══ Records ══

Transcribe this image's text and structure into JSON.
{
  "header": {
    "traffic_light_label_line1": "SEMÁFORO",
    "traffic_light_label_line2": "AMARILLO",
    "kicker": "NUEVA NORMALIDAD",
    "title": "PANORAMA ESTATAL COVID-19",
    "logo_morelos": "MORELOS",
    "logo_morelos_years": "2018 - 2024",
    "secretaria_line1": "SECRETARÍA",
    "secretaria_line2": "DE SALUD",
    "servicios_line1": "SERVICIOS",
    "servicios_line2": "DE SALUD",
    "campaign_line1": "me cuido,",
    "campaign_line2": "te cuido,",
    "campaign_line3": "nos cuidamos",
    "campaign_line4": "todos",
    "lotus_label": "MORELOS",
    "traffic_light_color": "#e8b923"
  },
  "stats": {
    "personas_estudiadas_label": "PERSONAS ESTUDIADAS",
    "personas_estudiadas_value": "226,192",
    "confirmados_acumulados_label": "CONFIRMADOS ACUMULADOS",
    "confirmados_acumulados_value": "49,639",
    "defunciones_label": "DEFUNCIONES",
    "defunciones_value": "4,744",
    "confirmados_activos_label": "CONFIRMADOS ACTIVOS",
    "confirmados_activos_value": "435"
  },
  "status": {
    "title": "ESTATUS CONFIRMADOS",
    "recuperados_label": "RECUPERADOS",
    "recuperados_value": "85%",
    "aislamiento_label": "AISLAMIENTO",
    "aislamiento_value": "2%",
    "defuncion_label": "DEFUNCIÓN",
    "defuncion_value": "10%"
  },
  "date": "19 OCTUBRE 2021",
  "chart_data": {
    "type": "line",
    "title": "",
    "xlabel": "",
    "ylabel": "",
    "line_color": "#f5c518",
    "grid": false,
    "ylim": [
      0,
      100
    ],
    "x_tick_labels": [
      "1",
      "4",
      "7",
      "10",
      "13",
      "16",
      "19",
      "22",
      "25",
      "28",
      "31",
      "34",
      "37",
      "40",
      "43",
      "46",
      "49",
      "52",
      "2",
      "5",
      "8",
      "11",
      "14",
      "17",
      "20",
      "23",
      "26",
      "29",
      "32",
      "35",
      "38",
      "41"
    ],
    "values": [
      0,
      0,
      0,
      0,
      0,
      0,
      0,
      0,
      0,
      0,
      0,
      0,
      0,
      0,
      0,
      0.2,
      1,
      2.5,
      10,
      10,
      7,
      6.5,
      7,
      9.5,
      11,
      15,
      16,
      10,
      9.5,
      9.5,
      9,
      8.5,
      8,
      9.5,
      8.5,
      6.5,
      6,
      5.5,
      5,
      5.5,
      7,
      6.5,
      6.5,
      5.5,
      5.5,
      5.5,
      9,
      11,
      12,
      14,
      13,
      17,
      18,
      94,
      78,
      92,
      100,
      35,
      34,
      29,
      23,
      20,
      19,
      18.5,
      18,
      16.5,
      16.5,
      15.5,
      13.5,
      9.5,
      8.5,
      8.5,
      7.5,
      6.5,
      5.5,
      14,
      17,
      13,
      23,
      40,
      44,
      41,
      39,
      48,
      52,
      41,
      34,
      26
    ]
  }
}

═══

> **Directions for this task**
Give only the count of lines in this material that contain the string "title".

> **Solution to the exercise**
3